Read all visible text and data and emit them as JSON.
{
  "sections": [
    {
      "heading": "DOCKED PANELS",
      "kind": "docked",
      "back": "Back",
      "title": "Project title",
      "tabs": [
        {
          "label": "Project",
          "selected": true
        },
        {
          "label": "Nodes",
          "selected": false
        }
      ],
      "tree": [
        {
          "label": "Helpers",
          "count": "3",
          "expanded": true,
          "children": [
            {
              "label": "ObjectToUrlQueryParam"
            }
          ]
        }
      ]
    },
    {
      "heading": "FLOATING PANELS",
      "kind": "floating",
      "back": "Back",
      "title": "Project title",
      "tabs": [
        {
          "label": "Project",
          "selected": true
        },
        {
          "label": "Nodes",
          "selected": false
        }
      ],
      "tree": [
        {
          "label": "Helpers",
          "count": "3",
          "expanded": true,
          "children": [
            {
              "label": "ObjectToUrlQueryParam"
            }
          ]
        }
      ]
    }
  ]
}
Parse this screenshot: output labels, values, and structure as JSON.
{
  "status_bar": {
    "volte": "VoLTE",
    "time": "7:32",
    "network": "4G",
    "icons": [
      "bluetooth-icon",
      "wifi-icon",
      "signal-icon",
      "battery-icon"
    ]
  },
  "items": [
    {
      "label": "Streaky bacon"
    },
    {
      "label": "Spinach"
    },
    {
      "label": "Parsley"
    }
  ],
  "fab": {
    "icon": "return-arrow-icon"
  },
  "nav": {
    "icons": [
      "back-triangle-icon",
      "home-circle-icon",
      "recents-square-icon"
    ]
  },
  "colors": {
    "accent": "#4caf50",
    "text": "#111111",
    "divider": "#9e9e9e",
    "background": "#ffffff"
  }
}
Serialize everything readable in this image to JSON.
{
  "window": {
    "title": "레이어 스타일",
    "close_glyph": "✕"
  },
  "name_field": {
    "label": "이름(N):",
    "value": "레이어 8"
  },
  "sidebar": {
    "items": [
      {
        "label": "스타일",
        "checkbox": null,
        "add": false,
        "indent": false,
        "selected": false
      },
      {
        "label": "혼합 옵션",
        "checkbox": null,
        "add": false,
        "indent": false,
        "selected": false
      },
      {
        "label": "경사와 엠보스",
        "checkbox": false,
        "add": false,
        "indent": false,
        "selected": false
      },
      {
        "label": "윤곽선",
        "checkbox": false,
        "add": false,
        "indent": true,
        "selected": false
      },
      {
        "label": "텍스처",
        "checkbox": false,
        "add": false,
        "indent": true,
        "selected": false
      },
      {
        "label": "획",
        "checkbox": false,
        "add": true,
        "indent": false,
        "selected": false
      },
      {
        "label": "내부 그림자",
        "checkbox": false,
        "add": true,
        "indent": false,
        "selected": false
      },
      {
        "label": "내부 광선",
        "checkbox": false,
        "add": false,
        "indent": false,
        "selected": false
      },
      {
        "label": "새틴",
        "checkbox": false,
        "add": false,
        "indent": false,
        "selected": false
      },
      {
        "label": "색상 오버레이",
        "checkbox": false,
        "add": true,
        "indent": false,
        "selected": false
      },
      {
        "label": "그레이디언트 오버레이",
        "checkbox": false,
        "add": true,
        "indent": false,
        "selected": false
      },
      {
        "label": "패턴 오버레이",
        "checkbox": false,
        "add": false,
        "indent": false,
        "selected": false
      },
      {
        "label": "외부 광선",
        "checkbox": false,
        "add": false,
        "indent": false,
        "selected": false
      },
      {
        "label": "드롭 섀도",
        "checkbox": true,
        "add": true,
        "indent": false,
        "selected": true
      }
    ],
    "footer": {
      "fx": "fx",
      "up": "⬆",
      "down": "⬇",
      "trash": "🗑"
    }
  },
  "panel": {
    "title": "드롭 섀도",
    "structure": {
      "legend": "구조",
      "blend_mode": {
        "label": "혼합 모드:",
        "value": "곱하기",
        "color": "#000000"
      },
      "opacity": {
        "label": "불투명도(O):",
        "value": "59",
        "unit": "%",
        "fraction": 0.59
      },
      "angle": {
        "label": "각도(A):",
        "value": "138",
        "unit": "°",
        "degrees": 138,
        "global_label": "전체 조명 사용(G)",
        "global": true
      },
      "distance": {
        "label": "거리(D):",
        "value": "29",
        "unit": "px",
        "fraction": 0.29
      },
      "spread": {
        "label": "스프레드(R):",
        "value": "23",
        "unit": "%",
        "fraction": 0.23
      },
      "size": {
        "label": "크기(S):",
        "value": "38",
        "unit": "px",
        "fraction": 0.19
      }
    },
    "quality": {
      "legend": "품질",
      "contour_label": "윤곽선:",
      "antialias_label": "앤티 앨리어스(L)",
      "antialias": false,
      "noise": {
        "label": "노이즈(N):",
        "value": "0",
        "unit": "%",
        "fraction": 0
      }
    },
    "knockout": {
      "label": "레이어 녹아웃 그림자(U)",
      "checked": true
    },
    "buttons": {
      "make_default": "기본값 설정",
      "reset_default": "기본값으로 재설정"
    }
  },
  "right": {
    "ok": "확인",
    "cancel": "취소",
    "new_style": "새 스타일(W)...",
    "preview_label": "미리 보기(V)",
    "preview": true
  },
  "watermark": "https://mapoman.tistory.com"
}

++++++++++

Output each entry precisely as given.

Read all visible text and data and emit them as JSON.
{
  "sections": [
    {
      "heading": "DOCKED PANELS",
      "kind": "docked",
      "back": "Back",
      "title": "Project title",
      "tabs": [
        {
          "label": "Project",
          "selected": true
        },
        {
          "label": "Nodes",
          "selected": false
        }
      ],
      "tree": [
        {
          "label": "Helpers",
          "count": "3",
          "expanded": true,
          "children": [
            {
              "label": "ObjectToUrlQueryParam"
            }
          ]
        }
      ]
    },
    {
      "heading": "FLOATING PANELS",
      "kind": "floating",
      "back": "Back",
      "title": "Project title",
      "tabs": [
        {
          "label": "Project",
          "selected": true
        },
        {
          "label": "Nodes",
          "selected": false
        }
      ],
      "tree": [
        {
          "label": "Helpers",
          "count": "3",
          "expanded": true,
          "children": [
            {
              "label": "ObjectToUrlQueryParam"
            }
          ]
        }
      ]
    }
  ]
}
Parse this screenshot: output labels, values, and structure as JSON.
{
  "status_bar": {
    "volte": "VoLTE",
    "time": "7:32",
    "network": "4G",
    "icons": [
      "bluetooth-icon",
      "wifi-icon",
      "signal-icon",
      "battery-icon"
    ]
  },
  "items": [
    {
      "label": "Streaky bacon"
    },
    {
      "label": "Spinach"
    },
    {
      "label": "Parsley"
    }
  ],
  "fab": {
    "icon": "return-arrow-icon"
  },
  "nav": {
    "icons": [
      "back-triangle-icon",
      "home-circle-icon",
      "recents-square-icon"
    ]
  },
  "colors": {
    "accent": "#4caf50",
    "text": "#111111",
    "divider": "#9e9e9e",
    "background": "#ffffff"
  }
}
Serialize everything readable in this image to JSON.
{
  "window": {
    "title": "레이어 스타일",
    "close_glyph": "✕"
  },
  "name_field": {
    "label": "이름(N):",
    "value": "레이어 8"
  },
  "sidebar": {
    "items": [
      {
        "label": "스타일",
        "checkbox": null,
        "add": false,
        "indent": false,
        "selected": false
      },
      {
        "label": "혼합 옵션",
        "checkbox": null,
        "add": false,
        "indent": false,
        "selected": false
      },
      {
        "label": "경사와 엠보스",
        "checkbox": false,
        "add": false,
        "indent": false,
        "selected": false
      },
      {
        "label": "윤곽선",
        "checkbox": false,
        "add": false,
        "indent": true,
        "selected": false
      },
      {
        "label": "텍스처",
        "checkbox": false,
        "add": false,
        "indent": true,
        "selected": false
      },
      {
        "label": "획",
        "checkbox": false,
        "add": true,
        "indent": false,
        "selected": false
      },
      {
        "label": "내부 그림자",
        "checkbox": false,
        "add": true,
        "indent": false,
        "selected": false
      },
      {
        "label": "내부 광선",
        "checkbox": false,
        "add": false,
        "indent": false,
        "selected": false
      },
      {
        "label": "새틴",
        "checkbox": false,
        "add": false,
        "indent": false,
        "selected": false
      },
      {
        "label": "색상 오버레이",
        "checkbox": false,
        "add": true,
        "indent": false,
        "selected": false
      },
      {
        "label": "그레이디언트 오버레이",
        "checkbox": false,
        "add": true,
        "indent": false,
        "selected": false
      },
      {
        "label": "패턴 오버레이",
        "checkbox": false,
        "add": false,
        "indent": false,
        "selected": false
      },
      {
        "label": "외부 광선",
        "checkbox": false,
        "add": false,
        "indent": false,
        "selected": false
      },
      {
        "label": "드롭 섀도",
        "checkbox": true,
        "add": true,
        "indent": false,
        "selected": true
      }
    ],
    "footer": {
      "fx": "fx",
      "up": "⬆",
      "down": "⬇",
      "trash": "🗑"
    }
  },
  "panel": {
    "title": "드롭 섀도",
    "structure": {
      "legend": "구조",
      "blend_mode": {
        "label": "혼합 모드:",
        "value": "곱하기",
        "color": "#000000"
      },
      "opacity": {
        "label": "불투명도(O):",
        "value": "59",
        "unit": "%",
        "fraction": 0.59
      },
      "angle": {
        "label": "각도(A):",
        "value": "138",
        "unit": "°",
        "degrees": 138,
        "global_label": "전체 조명 사용(G)",
        "global": true
      },
      "distance": {
        "label": "거리(D):",
        "value": "29",
        "unit": "px",
        "fraction": 0.29
      },
      "spread": {
        "label": "스프레드(R):",
        "value": "23",
        "unit": "%",
        "fraction": 0.23
      },
      "size": {
        "label": "크기(S):",
        "value": "38",
        "unit": "px",
        "fraction": 0.19
      }
    },
    "quality": {
      "legend": "품질",
      "contour_label": "윤곽선:",
      "antialias_label": "앤티 앨리어스(L)",
      "antialias": false,
      "noise": {
        "label": "노이즈(N):",
        "value": "0",
        "unit": "%",
        "fraction": 0
      }
    },
    "knockout": {
      "label": "레이어 녹아웃 그림자(U)",
      "checked": true
    },
    "buttons": {
      "make_default": "기본값 설정",
      "reset_default": "기본값으로 재설정"
    }
  },
  "right": {
    "ok": "확인",
    "cancel": "취소",
    "new_style": "새 스타일(W)...",
    "preview_label": "미리 보기(V)",
    "preview": true
  },
  "watermark": "https://mapoman.tistory.com"
}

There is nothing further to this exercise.